### What is asked
Below are records to be output exactly, every one of them.

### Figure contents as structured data
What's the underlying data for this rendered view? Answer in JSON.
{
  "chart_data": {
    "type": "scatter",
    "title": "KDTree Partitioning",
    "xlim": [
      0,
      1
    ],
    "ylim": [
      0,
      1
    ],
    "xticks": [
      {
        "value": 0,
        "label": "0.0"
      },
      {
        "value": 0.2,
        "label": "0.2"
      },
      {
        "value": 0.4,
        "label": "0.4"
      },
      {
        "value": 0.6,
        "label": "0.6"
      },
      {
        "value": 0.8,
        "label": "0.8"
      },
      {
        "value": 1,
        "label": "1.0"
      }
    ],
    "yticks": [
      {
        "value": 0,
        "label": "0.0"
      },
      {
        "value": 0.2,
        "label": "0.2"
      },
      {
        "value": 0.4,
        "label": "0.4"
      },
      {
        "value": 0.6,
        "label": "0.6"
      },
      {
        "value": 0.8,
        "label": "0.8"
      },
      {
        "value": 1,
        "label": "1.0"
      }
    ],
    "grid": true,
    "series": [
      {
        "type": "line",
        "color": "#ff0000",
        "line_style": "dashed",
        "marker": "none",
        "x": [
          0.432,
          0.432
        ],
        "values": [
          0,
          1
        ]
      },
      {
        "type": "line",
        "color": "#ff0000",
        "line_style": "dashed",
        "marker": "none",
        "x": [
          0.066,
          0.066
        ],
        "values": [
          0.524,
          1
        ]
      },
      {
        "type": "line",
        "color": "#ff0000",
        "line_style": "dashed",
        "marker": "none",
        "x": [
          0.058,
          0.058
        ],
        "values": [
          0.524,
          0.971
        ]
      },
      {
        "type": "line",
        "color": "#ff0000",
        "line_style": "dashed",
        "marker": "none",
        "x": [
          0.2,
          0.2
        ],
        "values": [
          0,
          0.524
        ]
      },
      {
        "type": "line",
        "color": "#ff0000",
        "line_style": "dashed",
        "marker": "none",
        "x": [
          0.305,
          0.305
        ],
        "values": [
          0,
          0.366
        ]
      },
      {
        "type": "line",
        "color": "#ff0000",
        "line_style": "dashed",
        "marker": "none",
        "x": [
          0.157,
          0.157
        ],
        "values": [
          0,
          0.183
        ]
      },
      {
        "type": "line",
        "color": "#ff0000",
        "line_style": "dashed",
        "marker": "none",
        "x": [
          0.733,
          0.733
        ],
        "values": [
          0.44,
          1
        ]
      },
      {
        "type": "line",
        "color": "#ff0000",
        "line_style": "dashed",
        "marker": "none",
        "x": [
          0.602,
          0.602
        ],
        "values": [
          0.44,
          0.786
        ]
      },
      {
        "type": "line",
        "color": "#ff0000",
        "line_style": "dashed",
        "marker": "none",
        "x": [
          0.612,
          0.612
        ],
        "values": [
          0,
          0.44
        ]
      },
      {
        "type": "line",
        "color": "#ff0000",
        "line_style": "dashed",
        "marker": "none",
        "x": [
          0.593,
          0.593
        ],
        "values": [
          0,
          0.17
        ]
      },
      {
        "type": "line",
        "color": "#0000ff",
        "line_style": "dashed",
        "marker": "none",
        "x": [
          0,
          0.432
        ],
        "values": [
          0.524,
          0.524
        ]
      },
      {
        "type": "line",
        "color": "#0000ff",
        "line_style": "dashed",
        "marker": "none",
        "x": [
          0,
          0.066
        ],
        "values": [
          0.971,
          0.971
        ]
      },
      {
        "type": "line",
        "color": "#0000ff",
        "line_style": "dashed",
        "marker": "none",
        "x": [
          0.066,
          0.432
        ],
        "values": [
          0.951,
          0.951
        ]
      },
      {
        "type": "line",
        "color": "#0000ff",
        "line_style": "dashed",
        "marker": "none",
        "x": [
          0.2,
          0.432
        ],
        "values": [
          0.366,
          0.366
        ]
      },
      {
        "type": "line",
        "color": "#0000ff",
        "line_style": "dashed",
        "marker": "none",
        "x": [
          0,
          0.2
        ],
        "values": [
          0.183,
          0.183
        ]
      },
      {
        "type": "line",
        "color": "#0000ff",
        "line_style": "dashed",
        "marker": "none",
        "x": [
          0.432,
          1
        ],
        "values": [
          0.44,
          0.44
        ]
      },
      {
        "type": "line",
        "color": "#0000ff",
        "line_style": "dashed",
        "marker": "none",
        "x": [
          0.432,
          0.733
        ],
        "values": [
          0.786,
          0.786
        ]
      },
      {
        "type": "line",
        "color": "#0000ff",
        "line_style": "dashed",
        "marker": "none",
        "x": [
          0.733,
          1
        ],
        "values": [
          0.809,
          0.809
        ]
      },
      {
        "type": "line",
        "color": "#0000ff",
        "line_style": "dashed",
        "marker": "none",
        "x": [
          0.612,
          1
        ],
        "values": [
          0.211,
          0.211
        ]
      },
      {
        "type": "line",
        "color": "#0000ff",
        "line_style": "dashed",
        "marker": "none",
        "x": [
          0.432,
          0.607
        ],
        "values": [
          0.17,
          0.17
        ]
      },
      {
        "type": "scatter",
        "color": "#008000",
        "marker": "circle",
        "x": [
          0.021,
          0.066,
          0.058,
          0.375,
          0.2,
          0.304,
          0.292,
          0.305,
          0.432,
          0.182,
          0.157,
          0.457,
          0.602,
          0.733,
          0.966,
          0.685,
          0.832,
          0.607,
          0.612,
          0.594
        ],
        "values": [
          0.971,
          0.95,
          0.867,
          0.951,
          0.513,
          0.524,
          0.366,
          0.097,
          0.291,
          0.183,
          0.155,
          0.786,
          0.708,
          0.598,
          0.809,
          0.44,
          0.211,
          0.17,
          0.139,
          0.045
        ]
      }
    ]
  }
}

### Answer to the exercise
What's the underlying data for this rendered view? Answer in JSON.
{
  "chart_data": {
    "type": "scatter",
    "title": "KDTree Partitioning",
    "xlim": [
      0,
      1
    ],
    "ylim": [
      0,
      1
    ],
    "xticks": [
      {
        "value": 0,
        "label": "0.0"
      },
      {
        "value": 0.2,
        "label": "0.2"
      },
      {
        "value": 0.4,
        "label": "0.4"
      },
      {
        "value": 0.6,
        "label": "0.6"
      },
      {
        "value": 0.8,
        "label": "0.8"
      },
      {
        "value": 1,
        "label": "1.0"
      }
    ],
    "yticks": [
      {
        "value": 0,
        "label": "0.0"
      },
      {
        "value": 0.2,
        "label": "0.2"
      },
      {
        "value": 0.4,
        "label": "0.4"
      },
      {
        "value": 0.6,
        "label": "0.6"
      },
      {
        "value": 0.8,
        "label": "0.8"
      },
      {
        "value": 1,
        "label": "1.0"
      }
    ],
    "grid": true,
    "series": [
      {
        "type": "line",
        "color": "#ff0000",
        "line_style": "dashed",
        "marker": "none",
        "x": [
          0.432,
          0.432
        ],
        "values": [
          0,
          1
        ]
      },
      {
        "type": "line",
        "color": "#ff0000",
        "line_style": "dashed",
        "marker": "none",
        "x": [
          0.066,
          0.066
        ],
        "values": [
          0.524,
          1
        ]
      },
      {
        "type": "line",
        "color": "#ff0000",
        "line_style": "dashed",
        "marker": "none",
        "x": [
          0.058,
          0.058
        ],
        "values": [
          0.524,
          0.971
        ]
      },
      {
        "type": "line",
        "color": "#ff0000",
        "line_style": "dashed",
        "marker": "none",
        "x": [
          0.2,
          0.2
        ],
        "values": [
          0,
          0.524
        ]
      },
      {
        "type": "line",
        "color": "#ff0000",
        "line_style": "dashed",
        "marker": "none",
        "x": [
          0.305,
          0.305
        ],
        "values": [
          0,
          0.366
        ]
      },
      {
        "type": "line",
        "color": "#ff0000",
        "line_style": "dashed",
        "marker": "none",
        "x": [
          0.157,
          0.157
        ],
        "values": [
          0,
          0.183
        ]
      },
      {
        "type": "line",
        "color": "#ff0000",
        "line_style": "dashed",
        "marker": "none",
        "x": [
          0.733,
          0.733
        ],
        "values": [
          0.44,
          1
        ]
      },
      {
        "type": "line",
        "color": "#ff0000",
        "line_style": "dashed",
        "marker": "none",
        "x": [
          0.602,
          0.602
        ],
        "values": [
          0.44,
          0.786
        ]
      },
      {
        "type": "line",
        "color": "#ff0000",
        "line_style": "dashed",
        "marker": "none",
        "x": [
          0.612,
          0.612
        ],
        "values": [
          0,
          0.44
        ]
      },
      {
        "type": "line",
        "color": "#ff0000",
        "line_style": "dashed",
        "marker": "none",
        "x": [
          0.593,
          0.593
        ],
        "values": [
          0,
          0.17
        ]
      },
      {
        "type": "line",
        "color": "#0000ff",
        "line_style": "dashed",
        "marker": "none",
        "x": [
          0,
          0.432
        ],
        "values": [
          0.524,
          0.524
        ]
      },
      {
        "type": "line",
        "color": "#0000ff",
        "line_style": "dashed",
        "marker": "none",
        "x": [
          0,
          0.066
        ],
        "values": [
          0.971,
          0.971
        ]
      },
      {
        "type": "line",
        "color": "#0000ff",
        "line_style": "dashed",
        "marker": "none",
        "x": [
          0.066,
          0.432
        ],
        "values": [
          0.951,
          0.951
        ]
      },
      {
        "type": "line",
        "color": "#0000ff",
        "line_style": "dashed",
        "marker": "none",
        "x": [
          0.2,
          0.432
        ],
        "values": [
          0.366,
          0.366
        ]
      },
      {
        "type": "line",
        "color": "#0000ff",
        "line_style": "dashed",
        "marker": "none",
        "x": [
          0,
          0.2
        ],
        "values": [
          0.183,
          0.183
        ]
      },
      {
        "type": "line",
        "color": "#0000ff",
        "line_style": "dashed",
        "marker": "none",
        "x": [
          0.432,
          1
        ],
        "values": [
          0.44,
          0.44
        ]
      },
      {
        "type": "line",
        "color": "#0000ff",
        "line_style": "dashed",
        "marker": "none",
        "x": [
          0.432,
          0.733
        ],
        "values": [
          0.786,
          0.786
        ]
      },
      {
        "type": "line",
        "color": "#0000ff",
        "line_style": "dashed",
        "marker": "none",
        "x": [
          0.733,
          1
        ],
        "values": [
          0.809,
          0.809
        ]
      },
      {
        "type": "line",
        "color": "#0000ff",
        "line_style": "dashed",
        "marker": "none",
        "x": [
          0.612,
          1
        ],
        "values": [
          0.211,
          0.211
        ]
      },
      {
        "type": "line",
        "color": "#0000ff",
        "line_style": "dashed",
        "marker": "none",
        "x": [
          0.432,
          0.607
        ],
        "values": [
          0.17,
          0.17
        ]
      },
      {
        "type": "scatter",
        "color": "#008000",
        "marker": "circle",
        "x": [
          0.021,
          0.066,
          0.058,
          0.375,
          0.2,
          0.304,
          0.292,
          0.305,
          0.432,
          0.182,
          0.157,
          0.457,
          0.602,
          0.733,
          0.966,
          0.685,
          0.832,
          0.607,
          0.612,
          0.594
        ],
        "values": [
          0.971,
          0.95,
          0.867,
          0.951,
          0.513,
          0.524,
          0.366,
          0.097,
          0.291,
          0.183,
          0.155,
          0.786,
          0.708,
          0.598,
          0.809,
          0.44,
          0.211,
          0.17,
          0.139,
          0.045
        ]
      }
    ]
  }
}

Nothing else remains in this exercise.